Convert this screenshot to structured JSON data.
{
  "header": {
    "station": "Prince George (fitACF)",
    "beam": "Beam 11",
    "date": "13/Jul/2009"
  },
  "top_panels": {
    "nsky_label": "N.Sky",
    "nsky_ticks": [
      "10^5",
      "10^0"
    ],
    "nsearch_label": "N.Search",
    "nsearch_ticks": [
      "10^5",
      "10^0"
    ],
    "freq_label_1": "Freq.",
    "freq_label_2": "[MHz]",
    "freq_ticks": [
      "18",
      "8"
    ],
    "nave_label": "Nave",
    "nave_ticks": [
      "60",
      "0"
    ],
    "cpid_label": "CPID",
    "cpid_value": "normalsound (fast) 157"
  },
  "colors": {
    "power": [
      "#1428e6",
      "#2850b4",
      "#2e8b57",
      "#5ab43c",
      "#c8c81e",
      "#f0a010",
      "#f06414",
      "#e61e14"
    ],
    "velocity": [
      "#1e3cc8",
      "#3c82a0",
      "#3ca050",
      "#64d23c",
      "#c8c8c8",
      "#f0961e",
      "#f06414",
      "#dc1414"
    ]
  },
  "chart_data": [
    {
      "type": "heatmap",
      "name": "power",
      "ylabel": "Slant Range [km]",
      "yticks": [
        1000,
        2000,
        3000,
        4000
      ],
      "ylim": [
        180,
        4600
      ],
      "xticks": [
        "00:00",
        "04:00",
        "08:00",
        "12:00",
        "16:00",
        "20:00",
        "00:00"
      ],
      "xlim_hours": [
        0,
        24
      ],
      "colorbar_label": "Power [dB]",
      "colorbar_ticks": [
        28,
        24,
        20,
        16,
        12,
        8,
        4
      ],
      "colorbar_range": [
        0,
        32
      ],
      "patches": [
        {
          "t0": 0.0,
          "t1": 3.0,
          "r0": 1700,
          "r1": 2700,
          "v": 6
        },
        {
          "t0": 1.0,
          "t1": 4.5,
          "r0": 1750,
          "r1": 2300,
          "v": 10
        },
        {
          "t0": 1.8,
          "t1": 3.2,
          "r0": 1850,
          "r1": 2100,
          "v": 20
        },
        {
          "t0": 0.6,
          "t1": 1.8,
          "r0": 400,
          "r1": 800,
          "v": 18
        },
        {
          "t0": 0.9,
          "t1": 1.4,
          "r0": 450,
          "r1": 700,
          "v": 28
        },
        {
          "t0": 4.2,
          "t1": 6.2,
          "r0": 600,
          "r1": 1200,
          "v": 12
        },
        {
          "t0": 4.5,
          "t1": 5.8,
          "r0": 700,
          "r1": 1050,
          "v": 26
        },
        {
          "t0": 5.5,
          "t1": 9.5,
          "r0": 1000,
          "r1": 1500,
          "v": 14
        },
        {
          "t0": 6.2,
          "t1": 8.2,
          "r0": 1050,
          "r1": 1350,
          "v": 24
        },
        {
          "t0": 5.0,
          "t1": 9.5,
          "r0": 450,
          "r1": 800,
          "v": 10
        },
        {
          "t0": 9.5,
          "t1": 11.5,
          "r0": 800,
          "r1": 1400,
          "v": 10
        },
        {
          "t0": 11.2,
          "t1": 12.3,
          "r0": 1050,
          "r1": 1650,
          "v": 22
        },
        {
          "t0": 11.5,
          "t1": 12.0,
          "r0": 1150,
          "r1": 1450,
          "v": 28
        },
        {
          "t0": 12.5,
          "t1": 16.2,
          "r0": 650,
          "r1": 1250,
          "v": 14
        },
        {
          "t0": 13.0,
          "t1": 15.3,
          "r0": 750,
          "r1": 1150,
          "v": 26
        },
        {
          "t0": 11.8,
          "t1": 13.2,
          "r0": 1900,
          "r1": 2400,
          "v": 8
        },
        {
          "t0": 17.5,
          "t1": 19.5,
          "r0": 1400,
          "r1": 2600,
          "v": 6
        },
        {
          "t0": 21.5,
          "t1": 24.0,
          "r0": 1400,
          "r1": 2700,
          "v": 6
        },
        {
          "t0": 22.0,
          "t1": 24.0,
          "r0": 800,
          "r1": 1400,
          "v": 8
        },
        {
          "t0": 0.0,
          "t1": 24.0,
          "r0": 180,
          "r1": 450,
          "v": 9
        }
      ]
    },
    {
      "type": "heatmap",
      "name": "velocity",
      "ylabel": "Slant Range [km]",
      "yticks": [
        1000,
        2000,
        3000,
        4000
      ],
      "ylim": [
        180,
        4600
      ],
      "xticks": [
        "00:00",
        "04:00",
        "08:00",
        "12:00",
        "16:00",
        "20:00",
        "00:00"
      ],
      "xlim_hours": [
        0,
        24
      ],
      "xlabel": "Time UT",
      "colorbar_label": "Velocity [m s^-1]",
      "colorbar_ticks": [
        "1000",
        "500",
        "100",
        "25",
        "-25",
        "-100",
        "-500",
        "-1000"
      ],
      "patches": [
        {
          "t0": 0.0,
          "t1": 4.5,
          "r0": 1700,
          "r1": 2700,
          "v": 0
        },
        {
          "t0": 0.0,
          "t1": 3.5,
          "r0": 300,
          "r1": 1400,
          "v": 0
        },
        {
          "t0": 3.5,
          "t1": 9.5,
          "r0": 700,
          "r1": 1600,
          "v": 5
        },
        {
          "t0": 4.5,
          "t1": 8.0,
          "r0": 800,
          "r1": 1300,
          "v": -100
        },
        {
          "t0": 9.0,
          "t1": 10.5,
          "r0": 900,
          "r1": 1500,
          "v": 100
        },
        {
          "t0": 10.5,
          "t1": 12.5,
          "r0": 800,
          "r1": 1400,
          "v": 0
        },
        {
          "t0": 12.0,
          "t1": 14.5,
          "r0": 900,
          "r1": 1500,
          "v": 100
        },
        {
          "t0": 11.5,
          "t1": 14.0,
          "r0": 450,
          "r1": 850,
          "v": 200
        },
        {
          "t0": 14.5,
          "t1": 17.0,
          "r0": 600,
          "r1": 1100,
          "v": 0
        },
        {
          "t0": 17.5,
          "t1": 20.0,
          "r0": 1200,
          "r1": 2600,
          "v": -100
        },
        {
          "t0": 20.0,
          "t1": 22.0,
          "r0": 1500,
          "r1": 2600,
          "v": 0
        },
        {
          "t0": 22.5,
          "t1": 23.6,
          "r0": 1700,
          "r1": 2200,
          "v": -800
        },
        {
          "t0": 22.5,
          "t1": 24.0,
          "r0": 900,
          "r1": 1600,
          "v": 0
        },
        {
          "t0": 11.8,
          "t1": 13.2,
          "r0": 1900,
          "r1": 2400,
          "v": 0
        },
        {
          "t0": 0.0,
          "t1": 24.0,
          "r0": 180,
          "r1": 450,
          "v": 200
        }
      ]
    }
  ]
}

##############################

**WRITTEN PROBLEM**. Make an exact copy of the records.

**RESULT OF THE EXERCISE**.
Convert this screenshot to structured JSON data.
{
  "header": {
    "station": "Prince George (fitACF)",
    "beam": "Beam 11",
    "date": "13/Jul/2009"
  },
  "top_panels": {
    "nsky_label": "N.Sky",
    "nsky_ticks": [
      "10^5",
      "10^0"
    ],
    "nsearch_label": "N.Search",
    "nsearch_ticks": [
      "10^5",
      "10^0"
    ],
    "freq_label_1": "Freq.",
    "freq_label_2": "[MHz]",
    "freq_ticks": [
      "18",
      "8"
    ],
    "nave_label": "Nave",
    "nave_ticks": [
      "60",
      "0"
    ],
    "cpid_label": "CPID",
    "cpid_value": "normalsound (fast) 157"
  },
  "colors": {
    "power": [
      "#1428e6",
      "#2850b4",
      "#2e8b57",
      "#5ab43c",
      "#c8c81e",
      "#f0a010",
      "#f06414",
      "#e61e14"
    ],
    "velocity": [
      "#1e3cc8",
      "#3c82a0",
      "#3ca050",
      "#64d23c",
      "#c8c8c8",
      "#f0961e",
      "#f06414",
      "#dc1414"
    ]
  },
  "chart_data": [
    {
      "type": "heatmap",
      "name": "power",
      "ylabel": "Slant Range [km]",
      "yticks": [
        1000,
        2000,
        3000,
        4000
      ],
      "ylim": [
        180,
        4600
      ],
      "xticks": [
        "00:00",
        "04:00",
        "08:00",
        "12:00",
        "16:00",
        "20:00",
        "00:00"
      ],
      "xlim_hours": [
        0,
        24
      ],
      "colorbar_label": "Power [dB]",
      "colorbar_ticks": [
        28,
        24,
        20,
        16,
        12,
        8,
        4
      ],
      "colorbar_range": [
        0,
        32
      ],
      "patches": [
        {
          "t0": 0.0,
          "t1": 3.0,
          "r0": 1700,
          "r1": 2700,
          "v": 6
        },
        {
          "t0": 1.0,
          "t1": 4.5,
          "r0": 1750,
          "r1": 2300,
          "v": 10
        },
        {
          "t0": 1.8,
          "t1": 3.2,
          "r0": 1850,
          "r1": 2100,
          "v": 20
        },
        {
          "t0": 0.6,
          "t1": 1.8,
          "r0": 400,
          "r1": 800,
          "v": 18
        },
        {
          "t0": 0.9,
          "t1": 1.4,
          "r0": 450,
          "r1": 700,
          "v": 28
        },
        {
          "t0": 4.2,
          "t1": 6.2,
          "r0": 600,
          "r1": 1200,
          "v": 12
        },
        {
          "t0": 4.5,
          "t1": 5.8,
          "r0": 700,
          "r1": 1050,
          "v": 26
        },
        {
          "t0": 5.5,
          "t1": 9.5,
          "r0": 1000,
          "r1": 1500,
          "v": 14
        },
        {
          "t0": 6.2,
          "t1": 8.2,
          "r0": 1050,
          "r1": 1350,
          "v": 24
        },
        {
          "t0": 5.0,
          "t1": 9.5,
          "r0": 450,
          "r1": 800,
          "v": 10
        },
        {
          "t0": 9.5,
          "t1": 11.5,
          "r0": 800,
          "r1": 1400,
          "v": 10
        },
        {
          "t0": 11.2,
          "t1": 12.3,
          "r0": 1050,
          "r1": 1650,
          "v": 22
        },
        {
          "t0": 11.5,
          "t1": 12.0,
          "r0": 1150,
          "r1": 1450,
          "v": 28
        },
        {
          "t0": 12.5,
          "t1": 16.2,
          "r0": 650,
          "r1": 1250,
          "v": 14
        },
        {
          "t0": 13.0,
          "t1": 15.3,
          "r0": 750,
          "r1": 1150,
          "v": 26
        },
        {
          "t0": 11.8,
          "t1": 13.2,
          "r0": 1900,
          "r1": 2400,
          "v": 8
        },
        {
          "t0": 17.5,
          "t1": 19.5,
          "r0": 1400,
          "r1": 2600,
          "v": 6
        },
        {
          "t0": 21.5,
          "t1": 24.0,
          "r0": 1400,
          "r1": 2700,
          "v": 6
        },
        {
          "t0": 22.0,
          "t1": 24.0,
          "r0": 800,
          "r1": 1400,
          "v": 8
        },
        {
          "t0": 0.0,
          "t1": 24.0,
          "r0": 180,
          "r1": 450,
          "v": 9
        }
      ]
    },
    {
      "type": "heatmap",
      "name": "velocity",
      "ylabel": "Slant Range [km]",
      "yticks": [
        1000,
        2000,
        3000,
        4000
      ],
      "ylim": [
        180,
        4600
      ],
      "xticks": [
        "00:00",
        "04:00",
        "08:00",
        "12:00",
        "16:00",
        "20:00",
        "00:00"
      ],
      "xlim_hours": [
        0,
        24
      ],
      "xlabel": "Time UT",
      "colorbar_label": "Velocity [m s^-1]",
      "colorbar_ticks": [
        "1000",
        "500",
        "100",
        "25",
        "-25",
        "-100",
        "-500",
        "-1000"
      ],
      "patches": [
        {
          "t0": 0.0,
          "t1": 4.5,
          "r0": 1700,
          "r1": 2700,
          "v": 0
        },
        {
          "t0": 0.0,
          "t1": 3.5,
          "r0": 300,
          "r1": 1400,
          "v": 0
        },
        {
          "t0": 3.5,
          "t1": 9.5,
          "r0": 700,
          "r1": 1600,
          "v": 5
        },
        {
          "t0": 4.5,
          "t1": 8.0,
          "r0": 800,
          "r1": 1300,
          "v": -100
        },
        {
          "t0": 9.0,
          "t1": 10.5,
          "r0": 900,
          "r1": 1500,
          "v": 100
        },
        {
          "t0": 10.5,
          "t1": 12.5,
          "r0": 800,
          "r1": 1400,
          "v": 0
        },
        {
          "t0": 12.0,
          "t1": 14.5,
          "r0": 900,
          "r1": 1500,
          "v": 100
        },
        {
          "t0": 11.5,
          "t1": 14.0,
          "r0": 450,
          "r1": 850,
          "v": 200
        },
        {
          "t0": 14.5,
          "t1": 17.0,
          "r0": 600,
          "r1": 1100,
          "v": 0
        },
        {
          "t0": 17.5,
          "t1": 20.0,
          "r0": 1200,
          "r1": 2600,
          "v": -100
        },
        {
          "t0": 20.0,
          "t1": 22.0,
          "r0": 1500,
          "r1": 2600,
          "v": 0
        },
        {
          "t0": 22.5,
          "t1": 23.6,
          "r0": 1700,
          "r1": 2200,
          "v": -800
        },
        {
          "t0": 22.5,
          "t1": 24.0,
          "r0": 900,
          "r1": 1600,
          "v": 0
        },
        {
          "t0": 11.8,
          "t1": 13.2,
          "r0": 1900,
          "r1": 2400,
          "v": 0
        },
        {
          "t0": 0.0,
          "t1": 24.0,
          "r0": 180,
          "r1": 450,
          "v": 200
        }
      ]
    }
  ]
}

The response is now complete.